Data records

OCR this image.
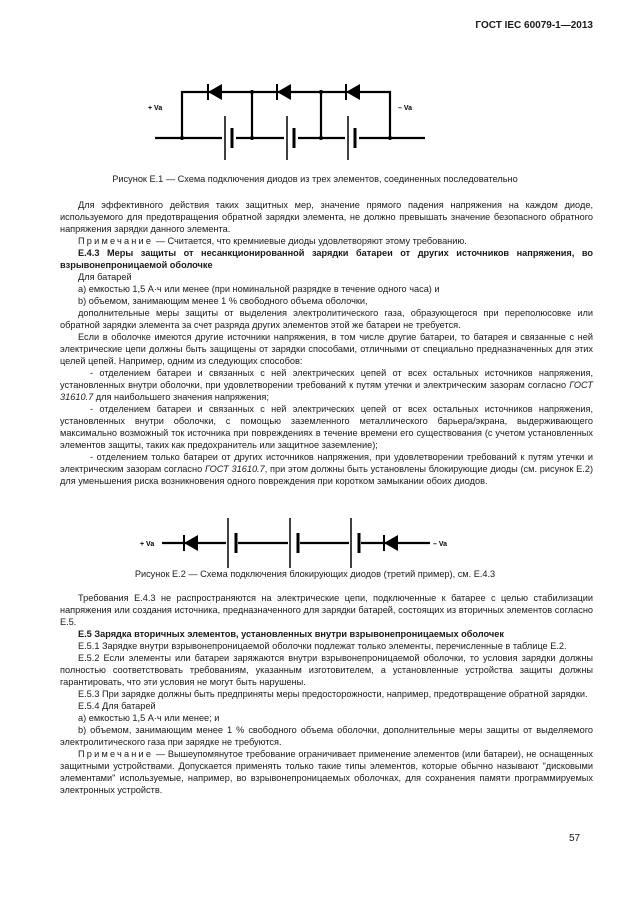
ГОСТ IEC 60079-1—2013
+ Va	– Va
+ Va	– Va
Рисунок Е.1 — Схема подключения диодов из трех элементов, соединенных последовательно

Для эффективного действия таких защитных мер, значение прямого падения напряжения на каждом диоде, используемого для предотвращения обратной зарядки элемента, не должно превышать значение безопасного обратного напряжения зарядки данного элемента.

Примечание — Считается, что кремниевые диоды удовлетворяют этому требованию.

Е.4.3 Меры защиты от несанкционированной зарядки батареи от других источников напряжения, во взрывонепроницаемой оболочке

Для батарей

а) емкостью 1,5 А·ч или менее (при номинальной разрядке в течение одного часа) и

b) объемом, занимающим менее 1 % свободного объема оболочки,

дополнительные меры защиты от выделения электролитического газа, образующегося при переполюсовке или обратной зарядки элемента за счет разряда других элементов этой же батареи не требуется.

Если в оболочке имеются другие источники напряжения, в том числе другие батареи, то батарея и связанные с ней электрические цепи должны быть защищены от зарядки способами, отличными от специально предназначенных для этих целей цепей. Например, одним из следующих способов:

- отделением батареи и связанных с ней электрических цепей от всех остальных источников напряжения, установленных внутри оболочки, при удовлетворении требований к путям утечки и электрическим зазорам согласно ГОСТ 31610.7 для наибольшего значения напряжения;

- отделением батареи и связанных с ней электрических цепей от всех остальных источников напряжения, установленных внутри оболочки, с помощью заземленного металлического барьера/экрана, выдерживающего максимально возможный ток источника при повреждениях в течение времени его существования (с учетом установленных элементов защиты, таких как предохранитель или защитное заземление);

- отделением только батареи от других источников напряжения, при удовлетворении требований к путям утечки и электрическим зазорам согласно ГОСТ 31610.7, при этом должны быть установлены блокирующие диоды (см. рисунок Е.2) для уменьшения риска возникновения одного повреждения при коротком замыкании обоих диодов.

Рисунок Е.2 — Схема подключения блокирующих диодов (третий пример), см. Е.4.3

Требования Е.4.3 не распространяются на электрические цепи, подключенные к батарее с целью стабилизации напряжения или создания источника, предназначенного для зарядки батарей, состоящих из вторичных элементов согласно Е.5.

Е.5 Зарядка вторичных элементов, установленных внутри взрывонепроницаемых оболочек

Е.5.1 Зарядке внутри взрывонепроницаемой оболочки подлежат только элементы, перечисленные в таблице Е.2.

Е.5.2 Если элементы или батареи заряжаются внутри взрывонепроницаемой оболочки, то условия зарядки должны полностью соответствовать требованиям, указанным изготовителем, а установленные устройства защиты должны гарантировать, что эти условия не могут быть нарушены.

Е.5.3 При зарядке должны быть предприняты меры предосторожности, например, предотвращение обратной зарядки.

Е.5.4 Для батарей

а) емкостью 1,5 А·ч или менее; и

b) объемом, занимающим менее 1 % свободного объема оболочки, дополнительные меры защиты от выделяемого электролитического газа при зарядке не требуются.

Примечание — Вышеупомянутое требование ограничивает применение элементов (или батареи), не оснащенных защитными устройствами. Допускается применять только такие типы элементов, которые обычно называют "дисковыми элементами" используемые, например, во взрывонепроницаемых оболочках, для сохранения памяти программируемых электронных устройств.

57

§ **Problem requirements**: Keep only those lines of the records that hold "путям", and return them.

§ **Task output**:
- отделением батареи и связанных с ней электрических цепей от всех остальных источников напряжения, установленных внутри оболочки, при удовлетворении требований к путям утечки и электрическим зазорам согласно ГОСТ 31610.7 для наибольшего значения напряжения;
- отделением только батареи от других источников напряжения, при удовлетворении требований к путям утечки и электрическим зазорам согласно ГОСТ 31610.7, при этом должны быть установлены блокирующие диоды (см. рисунок Е.2) для уменьшения риска возникновения одного повреждения при коротком замыкании обоих диодов.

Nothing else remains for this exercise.